• [What the task asks]: Find the lines of data that contain the string "Proactive", then list them.

• [Records to use]:
--- start ---

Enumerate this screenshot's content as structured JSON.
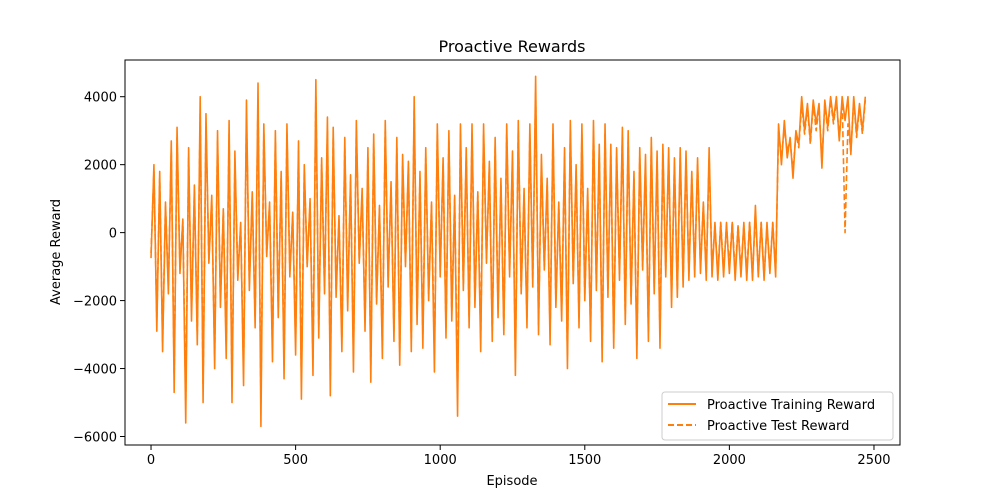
{
  "chart_data": {
    "type": "line",
    "title": "Proactive Rewards",
    "xlabel": "Episode",
    "ylabel": "Average Reward",
    "xlim": [
      -90,
      2590
    ],
    "ylim": [
      -6250,
      5080
    ],
    "xticks": [
      0,
      500,
      1000,
      1500,
      2000,
      2500
    ],
    "xtick_labels": [
      "0",
      "500",
      "1000",
      "1500",
      "2000",
      "2500"
    ],
    "yticks": [
      -6000,
      -4000,
      -2000,
      0,
      2000,
      4000
    ],
    "ytick_labels": [
      "−6000",
      "−4000",
      "−2000",
      "0",
      "2000",
      "4000"
    ],
    "grid": false,
    "legend_position": "lower-right",
    "color": "#ff7f0e",
    "series": [
      {
        "name": "Proactive Training Reward",
        "style": "solid",
        "x_start": 0,
        "x_step": 10,
        "values": [
          -750,
          2000,
          -2900,
          1800,
          -3500,
          900,
          -1800,
          2700,
          -4700,
          3100,
          -1200,
          400,
          -5600,
          2500,
          -2600,
          1400,
          -3300,
          4000,
          -5000,
          3500,
          -900,
          1100,
          -4000,
          3000,
          -2200,
          700,
          -3700,
          3300,
          -5000,
          2400,
          -1400,
          300,
          -4500,
          3900,
          -1700,
          1200,
          -2800,
          4400,
          -5700,
          3200,
          -700,
          900,
          -3800,
          3000,
          -2500,
          1800,
          -4300,
          3200,
          -1300,
          600,
          -3600,
          2700,
          -4900,
          2000,
          -1000,
          1000,
          -4200,
          4500,
          -3100,
          2200,
          -1800,
          3400,
          -4800,
          3100,
          -1900,
          500,
          -3500,
          2800,
          -2300,
          1700,
          -4100,
          3300,
          -900,
          1300,
          -2900,
          2500,
          -4400,
          2900,
          -2100,
          800,
          -3700,
          3300,
          -1600,
          1500,
          -3200,
          2800,
          -3900,
          2300,
          -1000,
          2100,
          -3500,
          4000,
          -2700,
          1800,
          -3400,
          2500,
          -2000,
          900,
          -4100,
          3200,
          -1300,
          2200,
          -3100,
          3000,
          -2600,
          1100,
          -5400,
          3200,
          -1700,
          2500,
          -2800,
          3200,
          -2200,
          1200,
          -3500,
          3200,
          -900,
          2100,
          -3200,
          2800,
          -2500,
          1600,
          -3000,
          3200,
          -1300,
          2400,
          -4200,
          3300,
          -1800,
          1300,
          -2800,
          3200,
          -1600,
          4600,
          -3000,
          2300,
          -1100,
          1600,
          -3300,
          3200,
          -2200,
          900,
          -2600,
          2500,
          -4000,
          3300,
          -1500,
          2000,
          -2800,
          3200,
          -2000,
          1300,
          -3200,
          3300,
          -1700,
          2600,
          -3800,
          3200,
          -1900,
          2600,
          -3400,
          2500,
          -1400,
          3100,
          -2700,
          3000,
          -2100,
          1800,
          -3700,
          2500,
          -1100,
          2300,
          -3200,
          2800,
          -1800,
          2400,
          -3400,
          2600,
          -1300,
          2500,
          -2200,
          2200,
          -1900,
          2500,
          -1600,
          2400,
          -1400,
          1800,
          -1300,
          2200,
          -1200,
          900,
          -1400,
          2500,
          -1300,
          300,
          -1400,
          300,
          -1300,
          300,
          -1200,
          300,
          -1400,
          200,
          -1300,
          300,
          -1400,
          300,
          -1400,
          800,
          -1300,
          300,
          -1400,
          300,
          -1200,
          300,
          -1300,
          3200,
          2000,
          3300,
          2200,
          2800,
          1600,
          3000,
          2600,
          4000,
          3000,
          3800,
          2700,
          3900,
          3200,
          3800,
          1900,
          3900,
          3100,
          4000,
          3300,
          4000,
          2700,
          4000,
          3300,
          4000,
          2300,
          4000,
          2900,
          3800,
          3000,
          4000
        ]
      },
      {
        "name": "Proactive Test Reward",
        "style": "dashed",
        "x_start": 0,
        "x_step": 10,
        "values": [
          -600,
          1800,
          -2600,
          1600,
          -3200,
          800,
          -1600,
          2400,
          -4200,
          2800,
          -1000,
          300,
          -4900,
          2200,
          -2300,
          1200,
          -3000,
          3500,
          -4500,
          3100,
          -800,
          900,
          -3600,
          2700,
          -2000,
          600,
          -3300,
          2900,
          -4500,
          2100,
          -1200,
          200,
          -4000,
          3400,
          -1500,
          1000,
          -2500,
          3900,
          -5000,
          2900,
          -600,
          800,
          -3400,
          2700,
          -2200,
          1600,
          -3800,
          2900,
          -1100,
          500,
          -3200,
          2400,
          -4300,
          1800,
          -900,
          900,
          -3700,
          4000,
          -2800,
          2000,
          -1600,
          3000,
          -4200,
          2800,
          -1700,
          400,
          -3100,
          2500,
          -2000,
          1500,
          -3600,
          3000,
          -800,
          1100,
          -2600,
          2200,
          -3900,
          2600,
          -1900,
          700,
          -3300,
          3000,
          -1400,
          1300,
          -2900,
          2500,
          -3500,
          2000,
          -900,
          1900,
          -3100,
          3600,
          -2400,
          1600,
          -3000,
          2200,
          -1800,
          800,
          -3600,
          2900,
          -1100,
          2000,
          -2800,
          2700,
          -2300,
          1000,
          -4800,
          2900,
          -1500,
          2200,
          -2500,
          2900,
          -2000,
          1100,
          -3100,
          2900,
          -800,
          1900,
          -2900,
          2500,
          -2200,
          1400,
          -2700,
          2900,
          -1100,
          2100,
          -3700,
          3000,
          -1600,
          1100,
          -2500,
          2900,
          -1400,
          4100,
          -2700,
          2000,
          -1000,
          1400,
          -2900,
          2900,
          -2000,
          800,
          -2300,
          2200,
          -3600,
          3000,
          -1300,
          1800,
          -2500,
          2900,
          -1800,
          1100,
          -2900,
          3000,
          -1500,
          2300,
          -3400,
          2900,
          -1700,
          2300,
          -3000,
          2200,
          -1200,
          2800,
          -2400,
          2700,
          -1900,
          1600,
          -3300,
          2200,
          -1000,
          2000,
          -2900,
          2500,
          -1600,
          2100,
          -3000,
          2300,
          -1100,
          2200,
          -1900,
          2000,
          -1700,
          2200,
          -1400,
          2100,
          -1200,
          1600,
          -1100,
          2000,
          -1000,
          800,
          -1200,
          2200,
          -1100,
          200,
          -1200,
          300,
          -1100,
          200,
          -1000,
          300,
          -1200,
          200,
          -1100,
          200,
          -1200,
          300,
          -1300,
          600,
          -1200,
          300,
          -1300,
          200,
          -1100,
          300,
          -1200,
          3000,
          2200,
          3100,
          2400,
          2700,
          1800,
          2900,
          2500,
          3800,
          2900,
          3700,
          2600,
          3800,
          3000,
          3700,
          2100,
          3800,
          3000,
          3900,
          3200,
          3900,
          2800,
          3900,
          0,
          3200,
          2400,
          3900,
          2800,
          3700,
          2900,
          3900
        ]
      }
    ]
  }
}
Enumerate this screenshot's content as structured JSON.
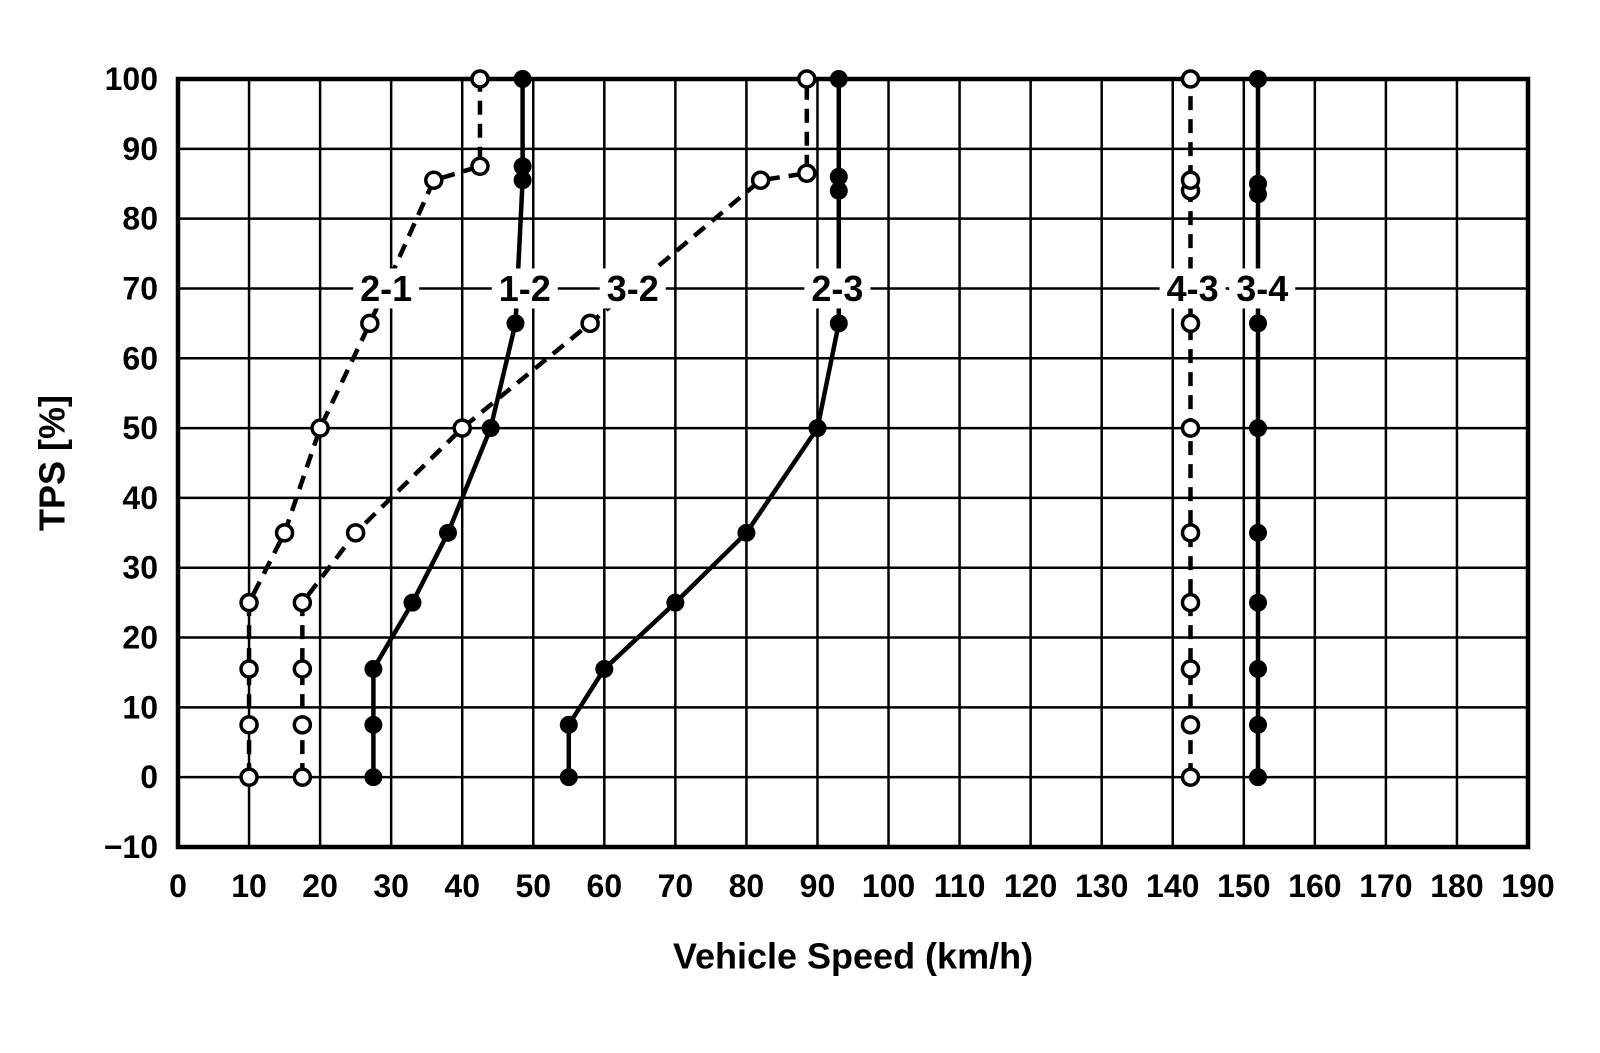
{
  "colors": {
    "foreground": "#000000",
    "background": "#ffffff"
  },
  "chart_data": {
    "type": "line",
    "title": "",
    "xlabel": "Vehicle Speed (km/h)",
    "ylabel": "TPS [%]",
    "xlim": [
      0,
      190
    ],
    "ylim": [
      -10,
      100
    ],
    "xticks": [
      0,
      10,
      20,
      30,
      40,
      50,
      60,
      70,
      80,
      90,
      100,
      110,
      120,
      130,
      140,
      150,
      160,
      170,
      180,
      190
    ],
    "yticks": [
      -10,
      0,
      10,
      20,
      30,
      40,
      50,
      60,
      70,
      80,
      90,
      100
    ],
    "grid": "on",
    "legend_position": "labels-on-lines",
    "series": [
      {
        "name": "2-1",
        "line": "dashed",
        "marker": "open-circle",
        "label": {
          "text": "2-1",
          "x": 29.3,
          "y": 70
        },
        "points": [
          [
            10,
            0
          ],
          [
            10,
            7.5
          ],
          [
            10,
            15.5
          ],
          [
            10,
            25
          ],
          [
            15,
            35
          ],
          [
            20,
            50
          ],
          [
            27,
            65
          ],
          [
            36,
            85.5
          ],
          [
            42.5,
            87.5
          ],
          [
            42.5,
            100
          ]
        ]
      },
      {
        "name": "1-2",
        "line": "solid",
        "marker": "filled-circle",
        "label": {
          "text": "1-2",
          "x": 48.8,
          "y": 70
        },
        "points": [
          [
            27.5,
            0
          ],
          [
            27.5,
            7.5
          ],
          [
            27.5,
            15.5
          ],
          [
            33,
            25
          ],
          [
            38,
            35
          ],
          [
            44,
            50
          ],
          [
            47.5,
            65
          ],
          [
            48.5,
            85.5
          ],
          [
            48.5,
            87.5
          ],
          [
            48.5,
            100
          ]
        ]
      },
      {
        "name": "3-2",
        "line": "dashed",
        "marker": "open-circle",
        "label": {
          "text": "3-2",
          "x": 64,
          "y": 70
        },
        "points": [
          [
            17.5,
            0
          ],
          [
            17.5,
            7.5
          ],
          [
            17.5,
            15.5
          ],
          [
            17.5,
            25
          ],
          [
            25,
            35
          ],
          [
            40,
            50
          ],
          [
            58,
            65
          ],
          [
            82,
            85.5
          ],
          [
            88.5,
            86.5
          ],
          [
            88.5,
            100
          ]
        ]
      },
      {
        "name": "2-3",
        "line": "solid",
        "marker": "filled-circle",
        "label": {
          "text": "2-3",
          "x": 92.8,
          "y": 70
        },
        "points": [
          [
            55,
            0
          ],
          [
            55,
            7.5
          ],
          [
            60,
            15.5
          ],
          [
            70,
            25
          ],
          [
            80,
            35
          ],
          [
            90,
            50
          ],
          [
            93,
            65
          ],
          [
            93,
            84
          ],
          [
            93,
            86
          ],
          [
            93,
            100
          ]
        ]
      },
      {
        "name": "4-3",
        "line": "dashed",
        "marker": "open-circle",
        "label": {
          "text": "4-3",
          "x": 142.8,
          "y": 70
        },
        "points": [
          [
            142.5,
            0
          ],
          [
            142.5,
            7.5
          ],
          [
            142.5,
            15.5
          ],
          [
            142.5,
            25
          ],
          [
            142.5,
            35
          ],
          [
            142.5,
            50
          ],
          [
            142.5,
            65
          ],
          [
            142.5,
            84
          ],
          [
            142.5,
            85.5
          ],
          [
            142.5,
            100
          ]
        ]
      },
      {
        "name": "3-4",
        "line": "solid",
        "marker": "filled-circle",
        "label": {
          "text": "3-4",
          "x": 152.6,
          "y": 70
        },
        "points": [
          [
            152,
            0
          ],
          [
            152,
            7.5
          ],
          [
            152,
            15.5
          ],
          [
            152,
            25
          ],
          [
            152,
            35
          ],
          [
            152,
            50
          ],
          [
            152,
            65
          ],
          [
            152,
            83.5
          ],
          [
            152,
            85
          ],
          [
            152,
            100
          ]
        ]
      }
    ]
  }
}
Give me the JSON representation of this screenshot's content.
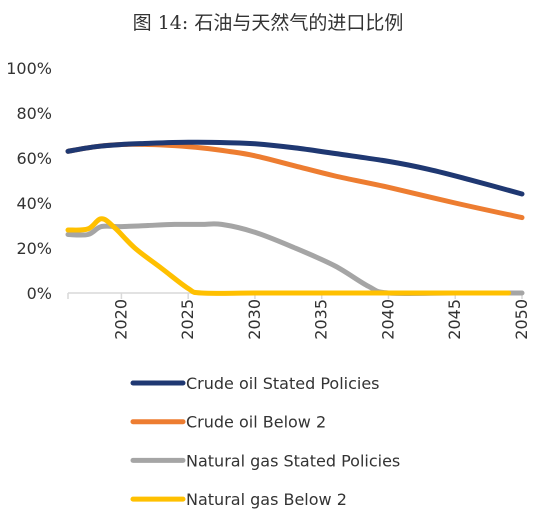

--- end ---

• [Worked solution]:
    "title": "Proactive Rewards",
        "name": "Proactive Training Reward",
        "name": "Proactive Test Reward",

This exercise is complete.